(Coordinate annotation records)
☆ ☆ ☆ ☆ ☆ ☆ ☆

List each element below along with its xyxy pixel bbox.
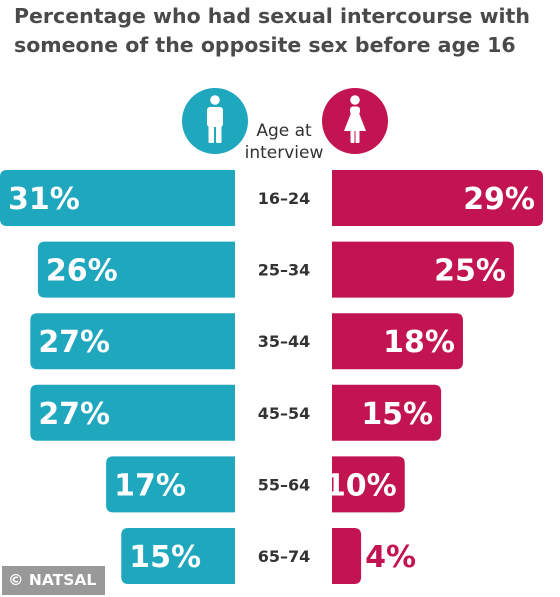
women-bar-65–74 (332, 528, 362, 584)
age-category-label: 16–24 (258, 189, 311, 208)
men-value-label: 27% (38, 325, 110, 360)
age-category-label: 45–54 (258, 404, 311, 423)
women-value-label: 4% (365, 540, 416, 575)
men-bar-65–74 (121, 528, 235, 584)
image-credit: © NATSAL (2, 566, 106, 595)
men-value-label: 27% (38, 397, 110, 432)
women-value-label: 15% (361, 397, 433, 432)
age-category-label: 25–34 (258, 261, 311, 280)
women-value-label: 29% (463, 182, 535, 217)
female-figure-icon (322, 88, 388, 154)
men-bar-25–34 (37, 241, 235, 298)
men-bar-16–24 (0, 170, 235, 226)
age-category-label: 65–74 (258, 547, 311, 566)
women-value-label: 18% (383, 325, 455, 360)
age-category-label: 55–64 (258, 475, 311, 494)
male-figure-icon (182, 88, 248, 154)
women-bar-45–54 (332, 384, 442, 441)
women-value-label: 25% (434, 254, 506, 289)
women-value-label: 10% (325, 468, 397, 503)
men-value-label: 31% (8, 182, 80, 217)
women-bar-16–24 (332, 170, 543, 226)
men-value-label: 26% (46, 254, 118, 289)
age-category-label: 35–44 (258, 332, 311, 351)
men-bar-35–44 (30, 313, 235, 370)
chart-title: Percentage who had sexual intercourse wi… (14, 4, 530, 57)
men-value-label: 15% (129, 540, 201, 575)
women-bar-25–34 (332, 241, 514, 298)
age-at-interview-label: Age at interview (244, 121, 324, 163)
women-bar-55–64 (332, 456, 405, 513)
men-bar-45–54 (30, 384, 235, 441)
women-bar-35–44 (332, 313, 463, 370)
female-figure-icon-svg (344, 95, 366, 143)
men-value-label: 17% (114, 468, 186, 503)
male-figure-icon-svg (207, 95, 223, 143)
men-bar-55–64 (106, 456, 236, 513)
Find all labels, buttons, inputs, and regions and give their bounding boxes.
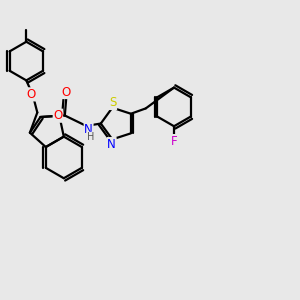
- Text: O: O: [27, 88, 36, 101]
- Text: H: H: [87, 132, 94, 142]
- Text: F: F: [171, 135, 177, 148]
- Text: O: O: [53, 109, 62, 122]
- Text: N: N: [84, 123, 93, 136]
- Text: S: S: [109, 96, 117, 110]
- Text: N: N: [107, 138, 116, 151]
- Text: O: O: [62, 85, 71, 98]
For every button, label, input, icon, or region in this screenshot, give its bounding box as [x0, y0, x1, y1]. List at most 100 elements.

☆ ☆ ☆ ☆ ☆ ☆ ☆

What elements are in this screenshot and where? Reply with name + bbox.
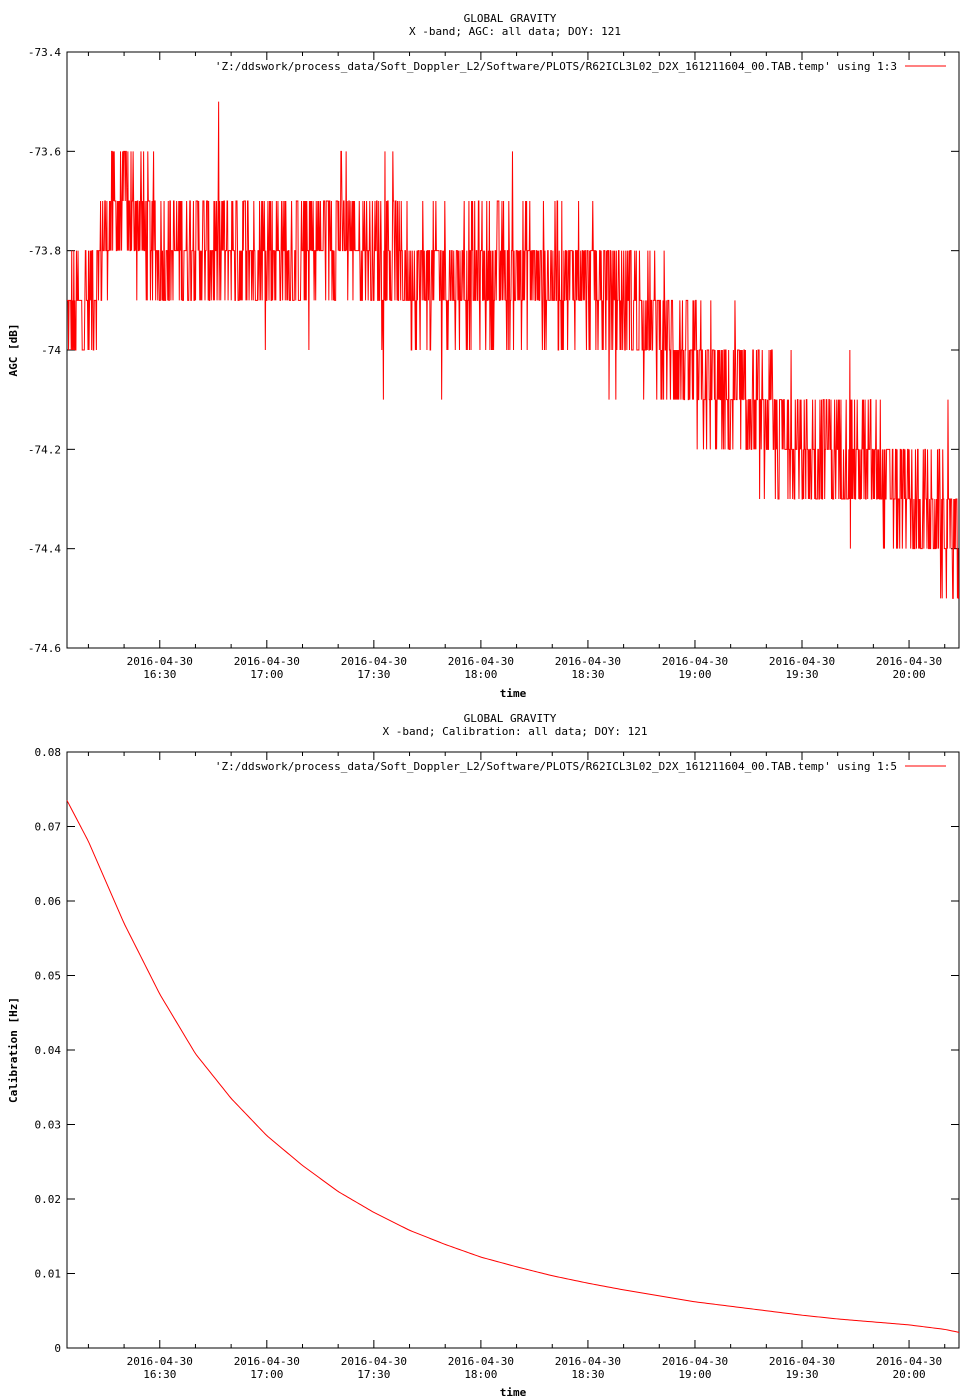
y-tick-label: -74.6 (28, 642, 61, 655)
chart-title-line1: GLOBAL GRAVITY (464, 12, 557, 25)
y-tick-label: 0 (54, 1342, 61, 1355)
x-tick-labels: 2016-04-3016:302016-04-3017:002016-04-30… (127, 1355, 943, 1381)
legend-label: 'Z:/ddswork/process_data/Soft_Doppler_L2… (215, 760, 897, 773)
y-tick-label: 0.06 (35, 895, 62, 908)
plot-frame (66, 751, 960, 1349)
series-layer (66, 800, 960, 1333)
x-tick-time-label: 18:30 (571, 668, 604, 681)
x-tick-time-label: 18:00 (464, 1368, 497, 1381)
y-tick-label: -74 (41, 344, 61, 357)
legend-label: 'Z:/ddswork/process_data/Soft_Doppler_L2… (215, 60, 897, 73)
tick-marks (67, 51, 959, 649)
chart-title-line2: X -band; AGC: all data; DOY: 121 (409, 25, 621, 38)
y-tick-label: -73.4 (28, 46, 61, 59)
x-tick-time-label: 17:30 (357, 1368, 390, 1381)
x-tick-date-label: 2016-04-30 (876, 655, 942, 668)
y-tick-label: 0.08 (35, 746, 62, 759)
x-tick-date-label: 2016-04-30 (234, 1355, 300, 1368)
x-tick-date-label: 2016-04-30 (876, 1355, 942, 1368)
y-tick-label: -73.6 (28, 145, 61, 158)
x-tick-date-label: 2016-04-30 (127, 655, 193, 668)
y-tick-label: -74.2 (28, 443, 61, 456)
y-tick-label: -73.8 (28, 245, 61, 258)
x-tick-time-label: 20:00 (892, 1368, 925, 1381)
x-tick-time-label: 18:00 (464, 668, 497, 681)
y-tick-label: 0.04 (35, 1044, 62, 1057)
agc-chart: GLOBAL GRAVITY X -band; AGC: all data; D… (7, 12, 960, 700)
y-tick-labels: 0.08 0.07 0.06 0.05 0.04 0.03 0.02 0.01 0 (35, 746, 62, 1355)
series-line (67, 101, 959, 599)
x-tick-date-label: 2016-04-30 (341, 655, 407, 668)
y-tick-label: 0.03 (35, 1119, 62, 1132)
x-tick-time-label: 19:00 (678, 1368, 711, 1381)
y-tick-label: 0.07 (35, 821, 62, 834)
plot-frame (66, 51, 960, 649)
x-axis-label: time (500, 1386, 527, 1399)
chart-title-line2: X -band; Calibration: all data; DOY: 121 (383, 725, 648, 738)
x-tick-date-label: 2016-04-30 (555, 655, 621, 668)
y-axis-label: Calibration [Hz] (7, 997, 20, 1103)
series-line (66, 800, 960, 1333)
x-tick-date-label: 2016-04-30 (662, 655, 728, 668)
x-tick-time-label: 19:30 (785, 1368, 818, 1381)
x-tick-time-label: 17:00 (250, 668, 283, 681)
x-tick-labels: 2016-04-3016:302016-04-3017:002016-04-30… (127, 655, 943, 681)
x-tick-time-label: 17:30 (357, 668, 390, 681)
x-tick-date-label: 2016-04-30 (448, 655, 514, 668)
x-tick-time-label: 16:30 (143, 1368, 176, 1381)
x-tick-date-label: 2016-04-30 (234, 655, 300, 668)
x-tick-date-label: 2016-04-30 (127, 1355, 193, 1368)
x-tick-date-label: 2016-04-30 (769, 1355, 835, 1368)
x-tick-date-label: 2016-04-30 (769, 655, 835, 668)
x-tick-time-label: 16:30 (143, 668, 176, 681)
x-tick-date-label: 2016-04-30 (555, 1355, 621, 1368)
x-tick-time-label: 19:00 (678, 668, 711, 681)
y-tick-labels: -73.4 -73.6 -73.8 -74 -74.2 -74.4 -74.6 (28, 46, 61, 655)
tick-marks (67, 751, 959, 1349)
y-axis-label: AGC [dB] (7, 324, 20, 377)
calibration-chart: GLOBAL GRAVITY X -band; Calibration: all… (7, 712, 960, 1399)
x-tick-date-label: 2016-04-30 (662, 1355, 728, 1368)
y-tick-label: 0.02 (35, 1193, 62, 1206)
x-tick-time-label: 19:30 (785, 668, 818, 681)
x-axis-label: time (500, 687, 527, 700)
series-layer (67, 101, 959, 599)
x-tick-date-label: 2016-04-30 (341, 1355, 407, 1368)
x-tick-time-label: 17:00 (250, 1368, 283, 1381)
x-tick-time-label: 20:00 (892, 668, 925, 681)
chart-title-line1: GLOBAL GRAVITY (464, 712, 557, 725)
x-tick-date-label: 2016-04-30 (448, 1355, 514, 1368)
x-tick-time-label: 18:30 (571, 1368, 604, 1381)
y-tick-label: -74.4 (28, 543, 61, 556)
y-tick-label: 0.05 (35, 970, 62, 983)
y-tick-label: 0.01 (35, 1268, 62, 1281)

☆ ☆ ☆ ☆ ☆ ☆ ☆

▸ **To be done**
Copy everything from the line containing "- Text: O: O: [27, 88, 36, 101]" down to the line containing "For every button, label, input, icon, or", substituting "image" for "screenshot" and leaving all else unchanged.

▸ **Answer to this exercise**
- Text: O: O: [27, 88, 36, 101]
- Text: H: H: [87, 132, 94, 142]
- Text: F: F: [171, 135, 177, 148]
- Text: O: O: [53, 109, 62, 122]
- Text: N: N: [84, 123, 93, 136]
- Text: S: S: [109, 96, 117, 110]
- Text: N: N: [107, 138, 116, 151]
- Text: O: O: [62, 85, 71, 98]
For every button, label, input, icon, or region in this image, give its bounding box as [x0, y0, x1, y1]. List at most 100 elements.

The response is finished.